_TASK GOAL_
Quote each record exactly, please, leaving none out.

_TASK INPUT_
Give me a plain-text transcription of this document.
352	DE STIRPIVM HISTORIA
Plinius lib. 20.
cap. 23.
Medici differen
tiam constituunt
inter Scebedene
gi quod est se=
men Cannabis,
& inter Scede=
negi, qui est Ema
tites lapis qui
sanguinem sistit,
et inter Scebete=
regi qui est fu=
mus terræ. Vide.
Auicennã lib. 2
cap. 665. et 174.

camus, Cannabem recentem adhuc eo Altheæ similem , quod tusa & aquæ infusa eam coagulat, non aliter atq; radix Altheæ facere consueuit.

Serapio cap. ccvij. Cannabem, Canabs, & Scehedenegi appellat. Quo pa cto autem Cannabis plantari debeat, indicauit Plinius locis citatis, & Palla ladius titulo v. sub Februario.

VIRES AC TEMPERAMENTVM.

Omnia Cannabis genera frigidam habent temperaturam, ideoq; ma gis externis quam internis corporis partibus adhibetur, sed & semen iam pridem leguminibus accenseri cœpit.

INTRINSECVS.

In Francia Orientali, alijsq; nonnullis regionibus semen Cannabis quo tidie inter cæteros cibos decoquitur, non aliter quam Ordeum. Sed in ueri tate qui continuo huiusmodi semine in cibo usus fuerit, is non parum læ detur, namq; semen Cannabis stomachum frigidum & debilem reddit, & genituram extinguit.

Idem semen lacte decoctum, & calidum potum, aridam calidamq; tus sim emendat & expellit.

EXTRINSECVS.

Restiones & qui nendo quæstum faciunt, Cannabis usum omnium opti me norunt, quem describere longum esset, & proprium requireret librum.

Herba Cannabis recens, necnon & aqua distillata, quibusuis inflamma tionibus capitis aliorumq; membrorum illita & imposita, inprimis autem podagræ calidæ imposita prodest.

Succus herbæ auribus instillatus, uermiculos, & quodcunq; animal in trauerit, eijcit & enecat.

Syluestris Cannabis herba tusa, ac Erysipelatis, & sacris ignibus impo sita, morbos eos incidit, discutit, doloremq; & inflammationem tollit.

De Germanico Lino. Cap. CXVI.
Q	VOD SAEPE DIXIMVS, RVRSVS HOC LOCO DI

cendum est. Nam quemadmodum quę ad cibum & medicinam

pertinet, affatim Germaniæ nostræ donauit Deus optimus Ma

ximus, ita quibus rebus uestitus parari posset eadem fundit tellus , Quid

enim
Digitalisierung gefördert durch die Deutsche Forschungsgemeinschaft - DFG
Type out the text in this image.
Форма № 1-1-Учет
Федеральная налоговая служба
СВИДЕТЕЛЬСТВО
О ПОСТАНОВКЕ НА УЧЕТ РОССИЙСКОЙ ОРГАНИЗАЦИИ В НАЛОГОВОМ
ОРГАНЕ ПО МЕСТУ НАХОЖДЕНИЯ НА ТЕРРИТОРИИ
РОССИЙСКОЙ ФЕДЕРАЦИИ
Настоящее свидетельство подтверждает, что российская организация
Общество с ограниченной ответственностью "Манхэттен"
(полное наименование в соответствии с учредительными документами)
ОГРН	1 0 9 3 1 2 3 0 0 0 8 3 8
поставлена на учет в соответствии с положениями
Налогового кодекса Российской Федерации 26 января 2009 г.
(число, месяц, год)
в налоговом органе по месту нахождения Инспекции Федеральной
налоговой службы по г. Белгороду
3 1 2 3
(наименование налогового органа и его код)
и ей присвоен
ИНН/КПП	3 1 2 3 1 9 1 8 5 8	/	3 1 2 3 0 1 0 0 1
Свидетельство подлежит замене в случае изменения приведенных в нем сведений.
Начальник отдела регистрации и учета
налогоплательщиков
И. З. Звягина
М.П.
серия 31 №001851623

_PROBLEM SOLUTION_
Give me a plain-text transcription of this document.
352	DE STIRPIVM HISTORIA
Plinius lib. 20.
cap. 23.
Medici differen
tiam constituunt
inter Scebedene
gi quod est se=
men Cannabis,
& inter Scede=
negi, qui est Ema
tites lapis qui
sanguinem sistit,
et inter Scebete=
regi qui est fu=
mus terræ. Vide.
Auicennã lib. 2
cap. 665. et 174.

camus, Cannabem recentem adhuc eo Altheæ similem , quod tusa & aquæ infusa eam coagulat, non aliter atq; radix Altheæ facere consueuit.

Serapio cap. ccvij. Cannabem, Canabs, & Scehedenegi appellat. Quo pa cto autem Cannabis plantari debeat, indicauit Plinius locis citatis, & Palla ladius titulo v. sub Februario.

VIRES AC TEMPERAMENTVM.

Omnia Cannabis genera frigidam habent temperaturam, ideoq; ma gis externis quam internis corporis partibus adhibetur, sed & semen iam pridem leguminibus accenseri cœpit.

INTRINSECVS.

In Francia Orientali, alijsq; nonnullis regionibus semen Cannabis quo tidie inter cæteros cibos decoquitur, non aliter quam Ordeum. Sed in ueri tate qui continuo huiusmodi semine in cibo usus fuerit, is non parum læ detur, namq; semen Cannabis stomachum frigidum & debilem reddit, & genituram extinguit.

Idem semen lacte decoctum, & calidum potum, aridam calidamq; tus sim emendat & expellit.

EXTRINSECVS.

Restiones & qui nendo quæstum faciunt, Cannabis usum omnium opti me norunt, quem describere longum esset, & proprium requireret librum.

Herba Cannabis recens, necnon & aqua distillata, quibusuis inflamma tionibus capitis aliorumq; membrorum illita & imposita, inprimis autem podagræ calidæ imposita prodest.

Succus herbæ auribus instillatus, uermiculos, & quodcunq; animal in trauerit, eijcit & enecat.

Syluestris Cannabis herba tusa, ac Erysipelatis, & sacris ignibus impo sita, morbos eos incidit, discutit, doloremq; & inflammationem tollit.

De Germanico Lino. Cap. CXVI.
Q	VOD SAEPE DIXIMVS, RVRSVS HOC LOCO DI

cendum est. Nam quemadmodum quę ad cibum & medicinam

pertinet, affatim Germaniæ nostræ donauit Deus optimus Ma

ximus, ita quibus rebus uestitus parari posset eadem fundit tellus , Quid

enim
Digitalisierung gefördert durch die Deutsche Forschungsgemeinschaft - DFG
Type out the text in this image.
Форма № 1-1-Учет
Федеральная налоговая служба
СВИДЕТЕЛЬСТВО
О ПОСТАНОВКЕ НА УЧЕТ РОССИЙСКОЙ ОРГАНИЗАЦИИ В НАЛОГОВОМ
ОРГАНЕ ПО МЕСТУ НАХОЖДЕНИЯ НА ТЕРРИТОРИИ
РОССИЙСКОЙ ФЕДЕРАЦИИ
Настоящее свидетельство подтверждает, что российская организация
Общество с ограниченной ответственностью "Манхэттен"
(полное наименование в соответствии с учредительными документами)
ОГРН	1 0 9 3 1 2 3 0 0 0 8 3 8
поставлена на учет в соответствии с положениями
Налогового кодекса Российской Федерации 26 января 2009 г.
(число, месяц, год)
в налоговом органе по месту нахождения Инспекции Федеральной
налоговой службы по г. Белгороду
3 1 2 3
(наименование налогового органа и его код)
и ей присвоен
ИНН/КПП	3 1 2 3 1 9 1 8 5 8	/	3 1 2 3 0 1 0 0 1
Свидетельство подлежит замене в случае изменения приведенных в нем сведений.
Начальник отдела регистрации и учета
налогоплательщиков
И. З. Звягина
М.П.
серия 31 №001851623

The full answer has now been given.